# start of Data lines

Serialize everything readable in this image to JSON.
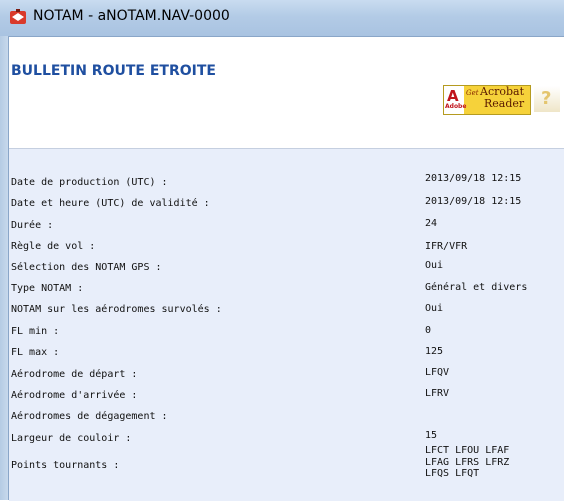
{
  "window": {
    "title": "NOTAM - aNOTAM.NAV-0000",
    "icon": "notam-app-icon"
  },
  "bulletin": {
    "title": "BULLETIN ROUTE ETROITE"
  },
  "acrobat": {
    "brand": "Adobe",
    "get": "Get",
    "line1": "Acrobat",
    "line2": "Reader",
    "logo_letter": "A"
  },
  "help": {
    "symbol": "?"
  },
  "fields": [
    {
      "label": "Date de production (UTC) :",
      "value": "2013/09/18 12:15"
    },
    {
      "label": "Date et heure (UTC) de validité :",
      "value": "2013/09/18 12:15"
    },
    {
      "label": "Durée :",
      "value": "24"
    },
    {
      "label": "Règle de vol :",
      "value": "IFR/VFR"
    },
    {
      "label": "Sélection des NOTAM GPS :",
      "value": "Oui"
    },
    {
      "label": "Type NOTAM :",
      "value": "Général et divers"
    },
    {
      "label": "NOTAM sur les aérodromes survolés :",
      "value": "Oui"
    },
    {
      "label": "FL min :",
      "value": "0"
    },
    {
      "label": "FL max :",
      "value": "125"
    },
    {
      "label": "Aérodrome de départ :",
      "value": "LFQV"
    },
    {
      "label": "Aérodrome d'arrivée :",
      "value": "LFRV"
    },
    {
      "label": "Aérodromes de dégagement :",
      "value": ""
    },
    {
      "label": "Largeur de couloir :",
      "value": "15"
    }
  ],
  "waypoints": {
    "label": "Points tournants :",
    "lines": [
      "LFCT LFOU LFAF",
      "LFAG LFRS LFRZ",
      "LFQS LFQT"
    ]
  },
  "colors": {
    "title_blue": "#1f4fa0",
    "panel_bg": "#e8eefa",
    "titlebar": "#b3cbe6"
  }
}
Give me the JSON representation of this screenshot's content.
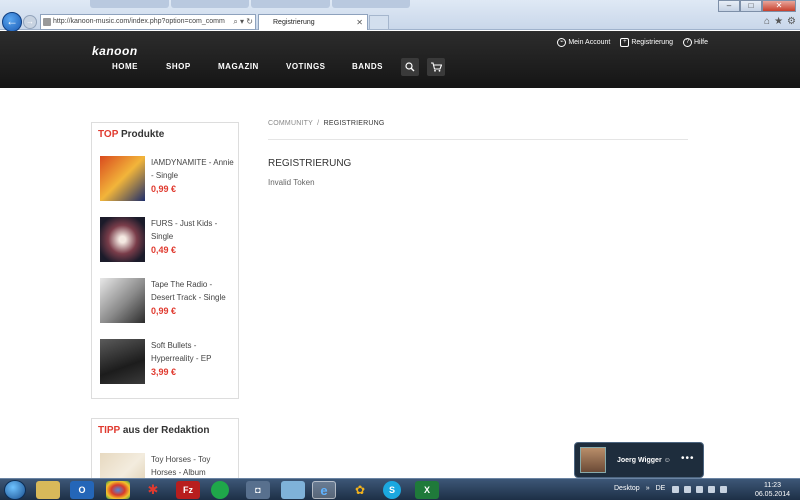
{
  "browser": {
    "url": "http://kanoon-music.com/index.php?option=com_comm",
    "tab_title": "Registrierung"
  },
  "site": {
    "logo": "kanoon",
    "nav": [
      "HOME",
      "SHOP",
      "MAGAZIN",
      "VOTINGS",
      "BANDS"
    ],
    "account_links": [
      "Mein Account",
      "Registrierung",
      "Hilfe"
    ]
  },
  "sidebar": {
    "top_title_highlight": "TOP",
    "top_title_rest": " Produkte",
    "products": [
      {
        "title": "IAMDYNAMITE - Annie - Single",
        "price": "0,99 €"
      },
      {
        "title": "FURS - Just Kids - Single",
        "price": "0,49 €"
      },
      {
        "title": "Tape The Radio - Desert Track - Single",
        "price": "0,99 €"
      },
      {
        "title": "Soft Bullets - Hyperreality - EP",
        "price": "3,99 €"
      }
    ],
    "tipp_title_highlight": "TIPP",
    "tipp_title_rest": " aus der Redaktion",
    "tipp_product": {
      "title": "Toy Horses - Toy Horses - Album"
    }
  },
  "main": {
    "breadcrumb_parent": "COMMUNITY",
    "breadcrumb_sep": "/",
    "breadcrumb_current": "REGISTRIERUNG",
    "title": "REGISTRIERUNG",
    "message": "Invalid Token"
  },
  "skype": {
    "name": "Joerg Wigger ☺"
  },
  "taskbar": {
    "desktop_label": "Desktop",
    "lang": "DE",
    "time": "11:23",
    "date": "06.05.2014"
  },
  "colors": {
    "accent": "#e03a2f",
    "header_bg": "#1e1e1e"
  }
}
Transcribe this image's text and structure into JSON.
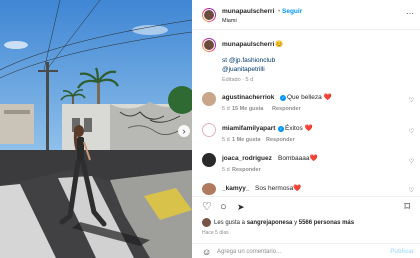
{
  "post": {
    "username": "munapaulscherri",
    "follow_label": "Seguir",
    "location": "Miami",
    "caption": {
      "emoji": "😊",
      "line1": "st @jp.fashionclub",
      "line2": "@juanitapetrilli",
      "meta": "Editado · 5 d"
    }
  },
  "comments": [
    {
      "username": "agustinacherriok",
      "verified": true,
      "text": "Que belleza ❤️",
      "age": "5 d",
      "likes": "15 Me gusta",
      "reply": "Responder"
    },
    {
      "username": "miamifamilyapart",
      "verified": true,
      "text": "Éxitos ❤️",
      "age": "5 d",
      "likes": "1 Me gusta",
      "reply": "Responder"
    },
    {
      "username": "joaca_rodriguez",
      "verified": false,
      "text": "Bombaaaa❤️",
      "age": "5 d",
      "likes": "",
      "reply": "Responder"
    },
    {
      "username": "_kamyy_",
      "verified": false,
      "text": "Sos hermosa❤️",
      "age": "",
      "likes": "",
      "reply": ""
    }
  ],
  "likes_line": {
    "prefix": "Les gusta a",
    "user": "sangrejaponesa",
    "connector": "y",
    "others": "5566 personas más"
  },
  "posted_ago": "Hace 5 días",
  "add_comment": {
    "placeholder": "Agrega un comentario...",
    "publish_label": "Publicar"
  },
  "icons": {
    "verified": "✓",
    "heart": "♡",
    "next": "›",
    "more": "···",
    "comment": "○",
    "share": "➤",
    "save": "⌑",
    "emoji": "☺"
  },
  "colors": {
    "accent": "#0095f6",
    "link": "#00376b",
    "muted": "#8e8e8e"
  }
}
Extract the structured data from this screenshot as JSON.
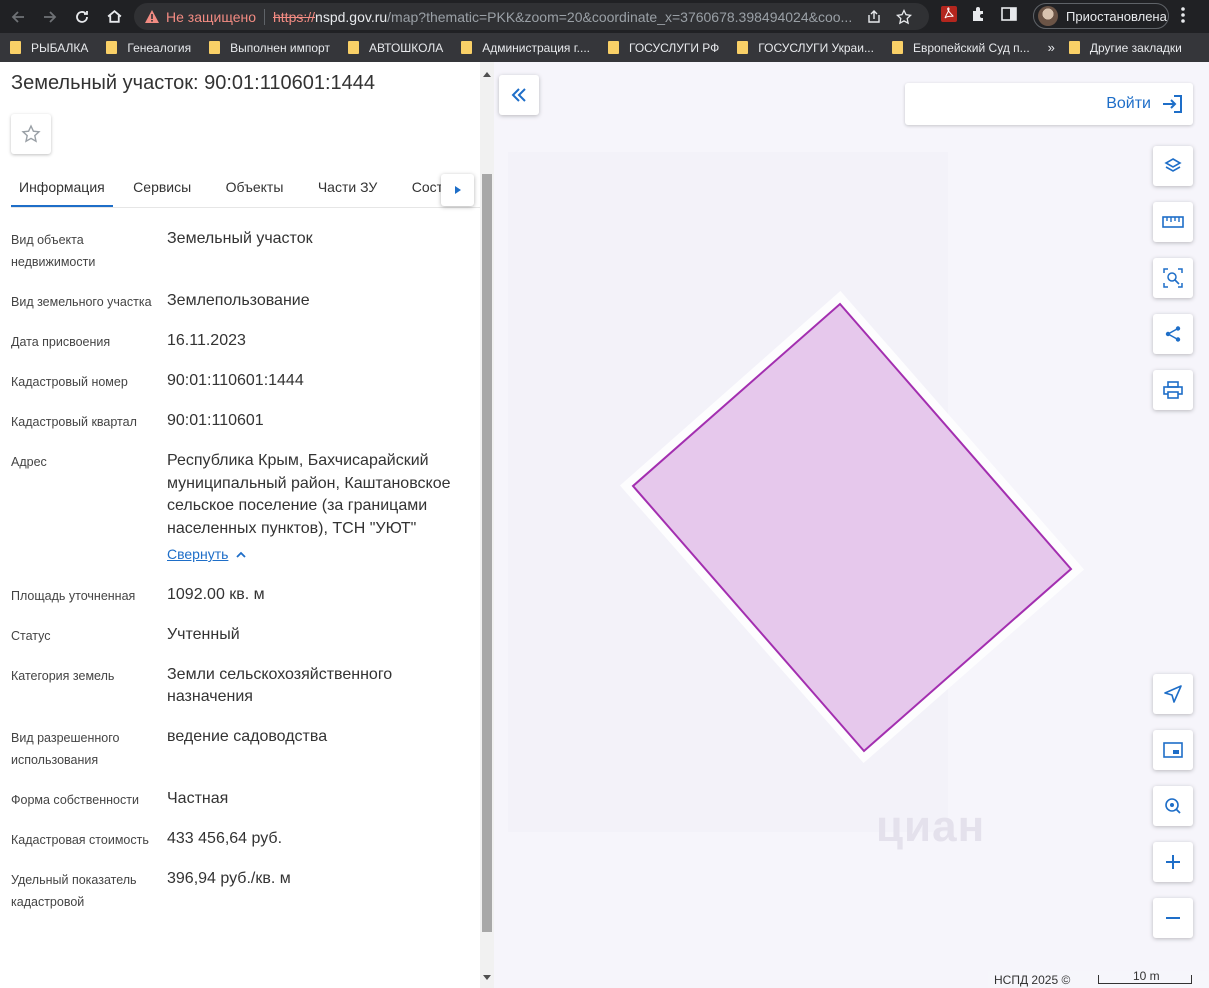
{
  "browser": {
    "security_label": "Не защищено",
    "url_scheme": "https://",
    "url_host": "nspd.gov.ru",
    "url_rest": "/map?thematic=PKK&zoom=20&coordinate_x=3760678.398494024&coo...",
    "profile_label": "Приостановлена"
  },
  "bookmarks": {
    "items": [
      "РЫБАЛКА",
      "Генеалогия",
      "Выполнен импорт",
      "АВТОШКОЛА",
      "Администрация г....",
      "ГОСУСЛУГИ РФ",
      "ГОСУСЛУГИ Украи...",
      "Европейский Суд п..."
    ],
    "more": "»",
    "other": "Другие закладки"
  },
  "panel": {
    "title": "Земельный участок: 90:01:110601:1444",
    "tabs": [
      "Информация",
      "Сервисы",
      "Объекты",
      "Части ЗУ",
      "Соста..."
    ],
    "rows": [
      {
        "label": "Вид объекта недвижимости",
        "value": "Земельный участок"
      },
      {
        "label": "Вид земельного участка",
        "value": "Землепользование"
      },
      {
        "label": "Дата присвоения",
        "value": "16.11.2023"
      },
      {
        "label": "Кадастровый номер",
        "value": "90:01:110601:1444"
      },
      {
        "label": "Кадастровый квартал",
        "value": "90:01:110601"
      },
      {
        "label": "Адрес",
        "value": "Республика Крым, Бахчисарайский муниципальный район, Каштановское сельское поселение (за границами населенных пунктов), ТСН \"УЮТ\"",
        "link": "Свернуть"
      },
      {
        "label": "Площадь уточненная",
        "value": "1092.00 кв. м"
      },
      {
        "label": "Статус",
        "value": "Учтенный"
      },
      {
        "label": "Категория земель",
        "value": "Земли сельскохозяйственного назначения"
      },
      {
        "label": "Вид разрешенного использования",
        "value": "ведение садоводства"
      },
      {
        "label": "Форма собственности",
        "value": "Частная"
      },
      {
        "label": "Кадастровая стоимость",
        "value": "433 456,64 руб."
      },
      {
        "label": "Удельный показатель кадастровой",
        "value": "396,94 руб./кв. м"
      }
    ]
  },
  "map": {
    "login_label": "Войти",
    "watermark": "циан",
    "attribution": "НСПД 2025 ©",
    "scale_label": "10 m",
    "parcel_fill": "#e6c8ec",
    "parcel_stroke": "#a32fb0",
    "accent": "#1e6ec8"
  }
}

# end of Data lines

> **What is expected**
Copy all the entries word for word. Omit any pictures.

> **Reply to the task**
Serialize everything readable in this image to JSON.
{
  "window": {
    "title": "NOTAM - aNOTAM.NAV-0000",
    "icon": "notam-app-icon"
  },
  "bulletin": {
    "title": "BULLETIN ROUTE ETROITE"
  },
  "acrobat": {
    "brand": "Adobe",
    "get": "Get",
    "line1": "Acrobat",
    "line2": "Reader",
    "logo_letter": "A"
  },
  "help": {
    "symbol": "?"
  },
  "fields": [
    {
      "label": "Date de production (UTC) :",
      "value": "2013/09/18 12:15"
    },
    {
      "label": "Date et heure (UTC) de validité :",
      "value": "2013/09/18 12:15"
    },
    {
      "label": "Durée :",
      "value": "24"
    },
    {
      "label": "Règle de vol :",
      "value": "IFR/VFR"
    },
    {
      "label": "Sélection des NOTAM GPS :",
      "value": "Oui"
    },
    {
      "label": "Type NOTAM :",
      "value": "Général et divers"
    },
    {
      "label": "NOTAM sur les aérodromes survolés :",
      "value": "Oui"
    },
    {
      "label": "FL min :",
      "value": "0"
    },
    {
      "label": "FL max :",
      "value": "125"
    },
    {
      "label": "Aérodrome de départ :",
      "value": "LFQV"
    },
    {
      "label": "Aérodrome d'arrivée :",
      "value": "LFRV"
    },
    {
      "label": "Aérodromes de dégagement :",
      "value": ""
    },
    {
      "label": "Largeur de couloir :",
      "value": "15"
    }
  ],
  "waypoints": {
    "label": "Points tournants :",
    "lines": [
      "LFCT LFOU LFAF",
      "LFAG LFRS LFRZ",
      "LFQS LFQT"
    ]
  },
  "colors": {
    "title_blue": "#1f4fa0",
    "panel_bg": "#e8eefa",
    "titlebar": "#b3cbe6"
  }
}
Give me the JSON representation of this screenshot's content.
{
  "browser": {
    "url": "http://kanoon-music.com/index.php?option=com_comm",
    "tab_title": "Registrierung"
  },
  "site": {
    "logo": "kanoon",
    "nav": [
      "HOME",
      "SHOP",
      "MAGAZIN",
      "VOTINGS",
      "BANDS"
    ],
    "account_links": [
      "Mein Account",
      "Registrierung",
      "Hilfe"
    ]
  },
  "sidebar": {
    "top_title_highlight": "TOP",
    "top_title_rest": " Produkte",
    "products": [
      {
        "title": "IAMDYNAMITE - Annie - Single",
        "price": "0,99 €"
      },
      {
        "title": "FURS - Just Kids - Single",
        "price": "0,49 €"
      },
      {
        "title": "Tape The Radio - Desert Track - Single",
        "price": "0,99 €"
      },
      {
        "title": "Soft Bullets - Hyperreality - EP",
        "price": "3,99 €"
      }
    ],
    "tipp_title_highlight": "TIPP",
    "tipp_title_rest": " aus der Redaktion",
    "tipp_product": {
      "title": "Toy Horses - Toy Horses - Album"
    }
  },
  "main": {
    "breadcrumb_parent": "COMMUNITY",
    "breadcrumb_sep": "/",
    "breadcrumb_current": "REGISTRIERUNG",
    "title": "REGISTRIERUNG",
    "message": "Invalid Token"
  },
  "skype": {
    "name": "Joerg Wigger ☺"
  },
  "taskbar": {
    "desktop_label": "Desktop",
    "lang": "DE",
    "time": "11:23",
    "date": "06.05.2014"
  },
  "colors": {
    "accent": "#e03a2f",
    "header_bg": "#1e1e1e"
  }
}
Transcribe this image's text and structure into JSON.
{
  "post": {
    "username": "munapaulscherri",
    "follow_label": "Seguir",
    "location": "Miami",
    "caption": {
      "emoji": "😊",
      "line1": "st @jp.fashionclub",
      "line2": "@juanitapetrilli",
      "meta": "Editado · 5 d"
    }
  },
  "comments": [
    {
      "username": "agustinacherriok",
      "verified": true,
      "text": "Que belleza ❤️",
      "age": "5 d",
      "likes": "15 Me gusta",
      "reply": "Responder"
    },
    {
      "username": "miamifamilyapart",
      "verified": true,
      "text": "Éxitos ❤️",
      "age": "5 d",
      "likes": "1 Me gusta",
      "reply": "Responder"
    },
    {
      "username": "joaca_rodriguez",
      "verified": false,
      "text": "Bombaaaa❤️",
      "age": "5 d",
      "likes": "",
      "reply": "Responder"
    },
    {
      "username": "_kamyy_",
      "verified": false,
      "text": "Sos hermosa❤️",
      "age": "",
      "likes": "",
      "reply": ""
    }
  ],
  "likes_line": {
    "prefix": "Les gusta a",
    "user": "sangrejaponesa",
    "connector": "y",
    "others": "5566 personas más"
  },
  "posted_ago": "Hace 5 días",
  "add_comment": {
    "placeholder": "Agrega un comentario...",
    "publish_label": "Publicar"
  },
  "icons": {
    "verified": "✓",
    "heart": "♡",
    "next": "›",
    "more": "···",
    "comment": "○",
    "share": "➤",
    "save": "⌑",
    "emoji": "☺"
  },
  "colors": {
    "accent": "#0095f6",
    "link": "#00376b",
    "muted": "#8e8e8e"
  }
}
Extract the structured data from this screenshot as JSON.
{
  "browser": {
    "security_label": "Не защищено",
    "url_scheme": "https://",
    "url_host": "nspd.gov.ru",
    "url_rest": "/map?thematic=PKK&zoom=20&coordinate_x=3760678.398494024&coo...",
    "profile_label": "Приостановлена"
  },
  "bookmarks": {
    "items": [
      "РЫБАЛКА",
      "Генеалогия",
      "Выполнен импорт",
      "АВТОШКОЛА",
      "Администрация г....",
      "ГОСУСЛУГИ РФ",
      "ГОСУСЛУГИ Украи...",
      "Европейский Суд п..."
    ],
    "more": "»",
    "other": "Другие закладки"
  },
  "panel": {
    "title": "Земельный участок: 90:01:110601:1444",
    "tabs": [
      "Информация",
      "Сервисы",
      "Объекты",
      "Части ЗУ",
      "Соста..."
    ],
    "rows": [
      {
        "label": "Вид объекта недвижимости",
        "value": "Земельный участок"
      },
      {
        "label": "Вид земельного участка",
        "value": "Землепользование"
      },
      {
        "label": "Дата присвоения",
        "value": "16.11.2023"
      },
      {
        "label": "Кадастровый номер",
        "value": "90:01:110601:1444"
      },
      {
        "label": "Кадастровый квартал",
        "value": "90:01:110601"
      },
      {
        "label": "Адрес",
        "value": "Республика Крым, Бахчисарайский муниципальный район, Каштановское сельское поселение (за границами населенных пунктов), ТСН \"УЮТ\"",
        "link": "Свернуть"
      },
      {
        "label": "Площадь уточненная",
        "value": "1092.00 кв. м"
      },
      {
        "label": "Статус",
        "value": "Учтенный"
      },
      {
        "label": "Категория земель",
        "value": "Земли сельскохозяйственного назначения"
      },
      {
        "label": "Вид разрешенного использования",
        "value": "ведение садоводства"
      },
      {
        "label": "Форма собственности",
        "value": "Частная"
      },
      {
        "label": "Кадастровая стоимость",
        "value": "433 456,64 руб."
      },
      {
        "label": "Удельный показатель кадастровой",
        "value": "396,94 руб./кв. м"
      }
    ]
  },
  "map": {
    "login_label": "Войти",
    "watermark": "циан",
    "attribution": "НСПД 2025 ©",
    "scale_label": "10 m",
    "parcel_fill": "#e6c8ec",
    "parcel_stroke": "#a32fb0",
    "accent": "#1e6ec8"
  }
}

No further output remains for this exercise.